**WHAT YOU HAVE TO DO**
Leave the pictures out and print every record below exactly as it stands.

**ITEMS**
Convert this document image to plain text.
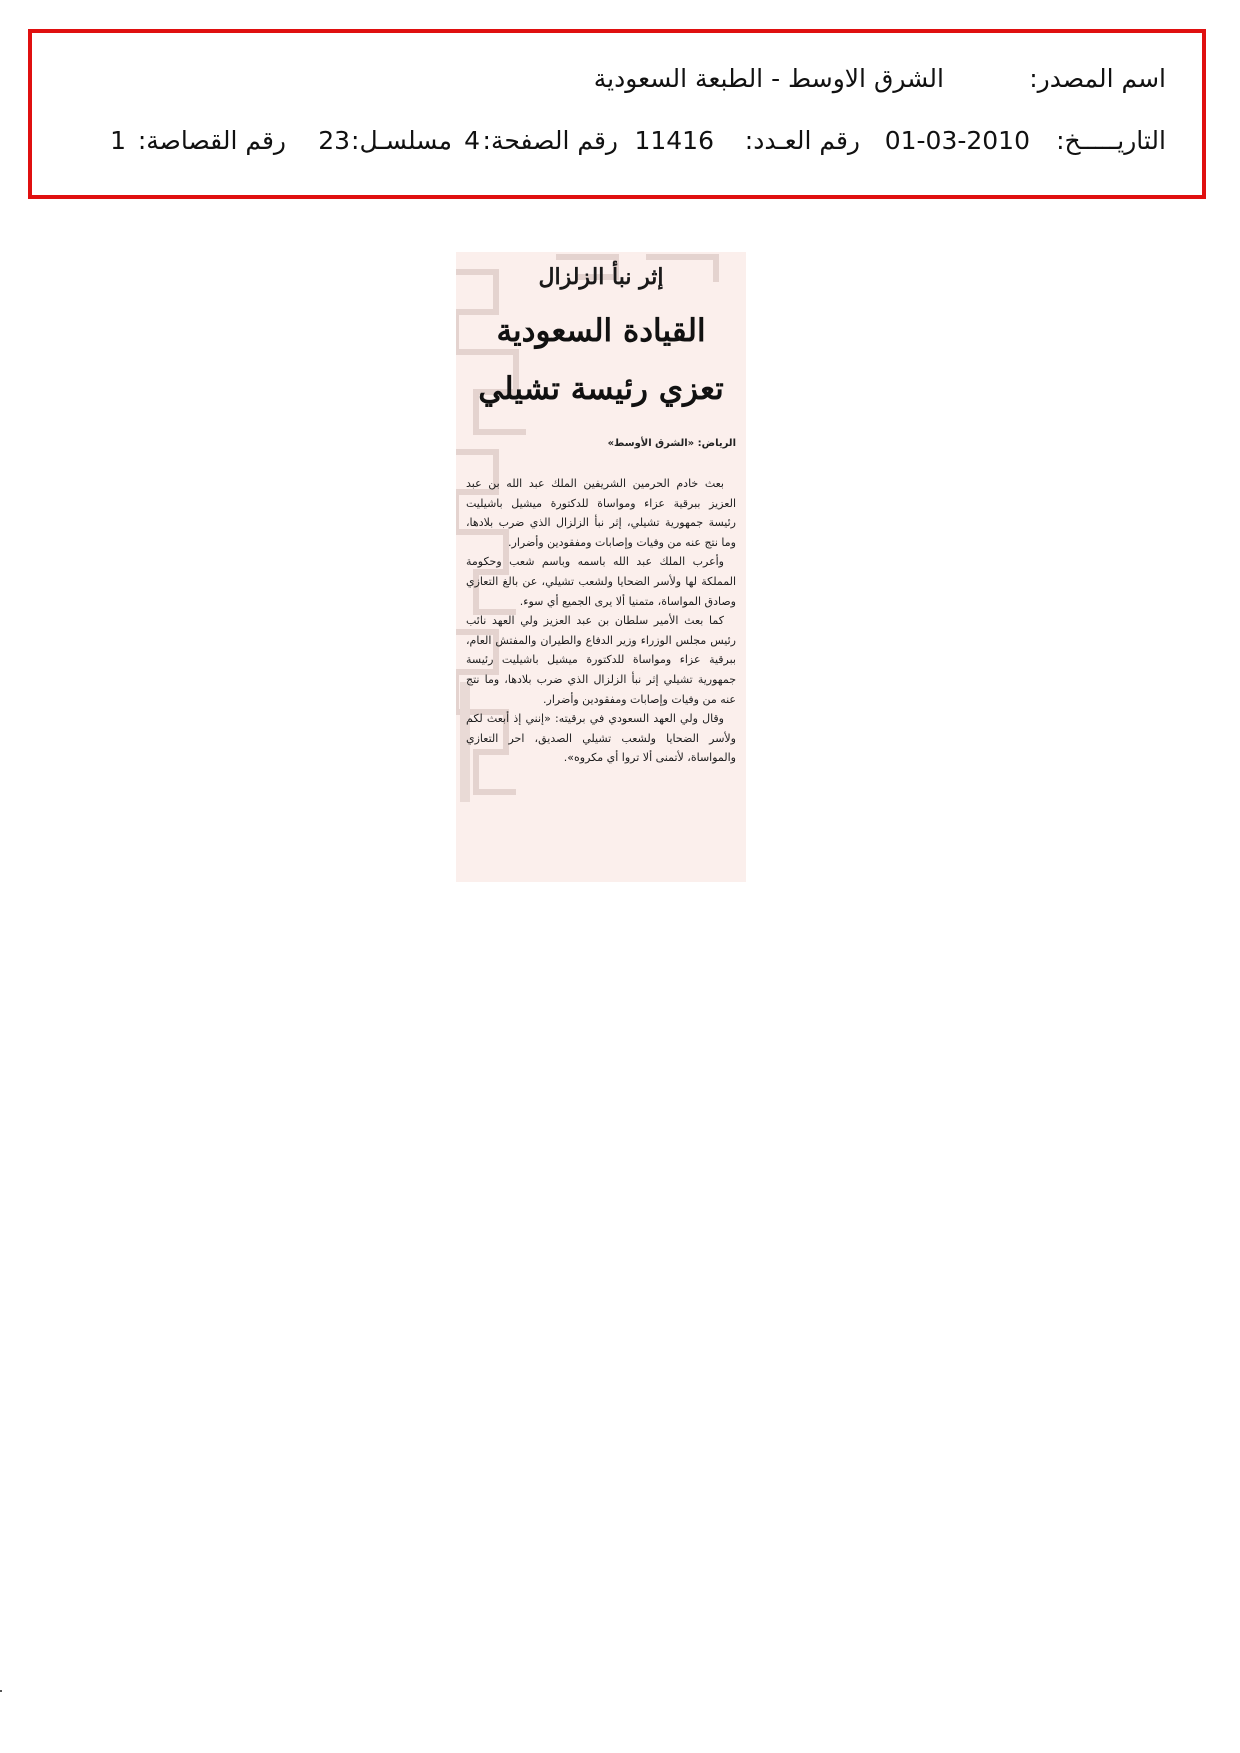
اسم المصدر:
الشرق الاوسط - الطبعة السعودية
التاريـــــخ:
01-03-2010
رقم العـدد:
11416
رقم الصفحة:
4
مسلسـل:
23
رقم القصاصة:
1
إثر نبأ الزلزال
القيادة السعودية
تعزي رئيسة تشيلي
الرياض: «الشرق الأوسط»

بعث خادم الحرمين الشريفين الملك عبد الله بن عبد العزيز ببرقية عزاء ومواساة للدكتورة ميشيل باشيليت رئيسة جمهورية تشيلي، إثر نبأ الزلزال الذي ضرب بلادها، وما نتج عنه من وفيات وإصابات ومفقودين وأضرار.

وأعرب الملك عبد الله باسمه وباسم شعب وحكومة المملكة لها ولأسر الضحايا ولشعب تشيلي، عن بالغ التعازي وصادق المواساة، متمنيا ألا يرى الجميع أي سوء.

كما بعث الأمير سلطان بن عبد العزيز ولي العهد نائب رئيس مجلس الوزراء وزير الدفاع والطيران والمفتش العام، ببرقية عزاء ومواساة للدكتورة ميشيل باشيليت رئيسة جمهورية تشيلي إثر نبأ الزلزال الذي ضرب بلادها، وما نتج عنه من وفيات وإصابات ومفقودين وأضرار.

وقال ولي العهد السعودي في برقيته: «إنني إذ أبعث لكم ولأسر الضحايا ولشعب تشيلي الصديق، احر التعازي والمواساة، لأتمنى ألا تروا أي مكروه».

**RESULT FOR THIS EXERCISE**
Convert this document image to plain text.
اسم المصدر:
الشرق الاوسط - الطبعة السعودية
التاريـــــخ:
01-03-2010
رقم العـدد:
11416
رقم الصفحة:
4
مسلسـل:
23
رقم القصاصة:
1
إثر نبأ الزلزال
القيادة السعودية
تعزي رئيسة تشيلي
الرياض: «الشرق الأوسط»

بعث خادم الحرمين الشريفين الملك عبد الله بن عبد العزيز ببرقية عزاء ومواساة للدكتورة ميشيل باشيليت رئيسة جمهورية تشيلي، إثر نبأ الزلزال الذي ضرب بلادها، وما نتج عنه من وفيات وإصابات ومفقودين وأضرار.

وأعرب الملك عبد الله باسمه وباسم شعب وحكومة المملكة لها ولأسر الضحايا ولشعب تشيلي، عن بالغ التعازي وصادق المواساة، متمنيا ألا يرى الجميع أي سوء.

كما بعث الأمير سلطان بن عبد العزيز ولي العهد نائب رئيس مجلس الوزراء وزير الدفاع والطيران والمفتش العام، ببرقية عزاء ومواساة للدكتورة ميشيل باشيليت رئيسة جمهورية تشيلي إثر نبأ الزلزال الذي ضرب بلادها، وما نتج عنه من وفيات وإصابات ومفقودين وأضرار.

وقال ولي العهد السعودي في برقيته: «إنني إذ أبعث لكم ولأسر الضحايا ولشعب تشيلي الصديق، احر التعازي والمواساة، لأتمنى ألا تروا أي مكروه».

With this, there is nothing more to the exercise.